(Stored entries)
--- BEGIN ---
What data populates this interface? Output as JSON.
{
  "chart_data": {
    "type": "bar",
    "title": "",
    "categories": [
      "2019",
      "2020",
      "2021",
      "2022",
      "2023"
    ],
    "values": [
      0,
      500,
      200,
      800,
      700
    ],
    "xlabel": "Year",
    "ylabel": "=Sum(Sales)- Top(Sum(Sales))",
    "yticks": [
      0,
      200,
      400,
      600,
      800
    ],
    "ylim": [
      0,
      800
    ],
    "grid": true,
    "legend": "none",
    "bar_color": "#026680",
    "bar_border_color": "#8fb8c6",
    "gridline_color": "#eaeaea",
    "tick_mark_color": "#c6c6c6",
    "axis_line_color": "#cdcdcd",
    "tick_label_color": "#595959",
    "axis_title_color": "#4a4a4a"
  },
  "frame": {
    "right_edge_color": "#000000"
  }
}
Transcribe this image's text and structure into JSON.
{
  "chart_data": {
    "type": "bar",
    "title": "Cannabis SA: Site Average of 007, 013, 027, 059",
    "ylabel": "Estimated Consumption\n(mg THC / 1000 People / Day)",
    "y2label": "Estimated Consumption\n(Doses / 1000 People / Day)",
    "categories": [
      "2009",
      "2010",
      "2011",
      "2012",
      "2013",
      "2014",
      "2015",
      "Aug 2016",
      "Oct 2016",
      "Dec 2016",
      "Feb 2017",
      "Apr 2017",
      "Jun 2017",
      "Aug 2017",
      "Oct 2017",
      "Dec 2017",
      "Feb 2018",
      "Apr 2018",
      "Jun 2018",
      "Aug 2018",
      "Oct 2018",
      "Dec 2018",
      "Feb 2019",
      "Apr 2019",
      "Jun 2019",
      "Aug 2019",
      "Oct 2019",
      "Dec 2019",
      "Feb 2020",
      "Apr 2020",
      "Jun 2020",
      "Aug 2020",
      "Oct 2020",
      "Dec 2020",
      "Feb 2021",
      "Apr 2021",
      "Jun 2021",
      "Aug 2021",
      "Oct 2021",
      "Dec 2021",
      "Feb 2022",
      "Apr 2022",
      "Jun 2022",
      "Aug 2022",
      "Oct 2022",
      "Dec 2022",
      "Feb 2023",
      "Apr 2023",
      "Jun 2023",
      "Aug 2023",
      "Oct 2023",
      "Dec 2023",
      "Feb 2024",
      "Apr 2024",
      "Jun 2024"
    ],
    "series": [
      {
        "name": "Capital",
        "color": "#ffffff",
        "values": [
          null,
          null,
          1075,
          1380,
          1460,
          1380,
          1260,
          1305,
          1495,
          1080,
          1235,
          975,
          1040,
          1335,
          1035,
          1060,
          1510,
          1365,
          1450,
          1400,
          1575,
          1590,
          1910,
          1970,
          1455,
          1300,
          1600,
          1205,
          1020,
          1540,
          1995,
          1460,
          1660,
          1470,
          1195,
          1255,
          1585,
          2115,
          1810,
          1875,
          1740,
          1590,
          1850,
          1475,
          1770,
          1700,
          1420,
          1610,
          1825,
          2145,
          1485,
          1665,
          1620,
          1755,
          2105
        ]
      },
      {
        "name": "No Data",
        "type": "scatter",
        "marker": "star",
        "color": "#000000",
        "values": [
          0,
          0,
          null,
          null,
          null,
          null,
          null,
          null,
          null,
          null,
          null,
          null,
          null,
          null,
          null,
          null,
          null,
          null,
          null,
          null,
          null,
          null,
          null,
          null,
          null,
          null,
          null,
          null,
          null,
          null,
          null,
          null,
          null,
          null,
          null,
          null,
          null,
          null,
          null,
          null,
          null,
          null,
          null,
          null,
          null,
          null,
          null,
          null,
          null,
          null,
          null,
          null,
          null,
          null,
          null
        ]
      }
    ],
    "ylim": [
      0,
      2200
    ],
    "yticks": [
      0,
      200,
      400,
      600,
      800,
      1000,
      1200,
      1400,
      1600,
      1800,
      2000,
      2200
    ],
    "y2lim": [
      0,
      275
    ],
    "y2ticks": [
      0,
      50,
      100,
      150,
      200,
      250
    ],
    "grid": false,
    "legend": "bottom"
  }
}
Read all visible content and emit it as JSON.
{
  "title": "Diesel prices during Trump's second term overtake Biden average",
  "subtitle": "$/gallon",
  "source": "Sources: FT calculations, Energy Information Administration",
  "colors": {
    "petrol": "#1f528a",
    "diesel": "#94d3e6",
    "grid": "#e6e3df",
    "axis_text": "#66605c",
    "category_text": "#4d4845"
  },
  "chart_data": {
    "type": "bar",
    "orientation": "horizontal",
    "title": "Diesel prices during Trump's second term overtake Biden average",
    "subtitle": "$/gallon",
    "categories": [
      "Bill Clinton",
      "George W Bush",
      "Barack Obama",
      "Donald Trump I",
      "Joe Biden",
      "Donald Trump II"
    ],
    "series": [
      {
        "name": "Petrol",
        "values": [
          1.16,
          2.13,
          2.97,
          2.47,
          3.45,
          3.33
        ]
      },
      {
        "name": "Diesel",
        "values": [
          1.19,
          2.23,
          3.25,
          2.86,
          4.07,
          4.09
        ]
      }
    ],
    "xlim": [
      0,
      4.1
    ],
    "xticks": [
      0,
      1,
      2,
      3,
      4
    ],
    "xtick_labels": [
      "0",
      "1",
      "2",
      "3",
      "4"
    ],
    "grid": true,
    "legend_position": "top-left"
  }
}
--- END ---
→ The problem: In the entries above, find each line with the word "name" and show it.

→ Final answer:
        "name": "Capital",
        "name": "No Data",
        "name": "Petrol",
        "name": "Diesel",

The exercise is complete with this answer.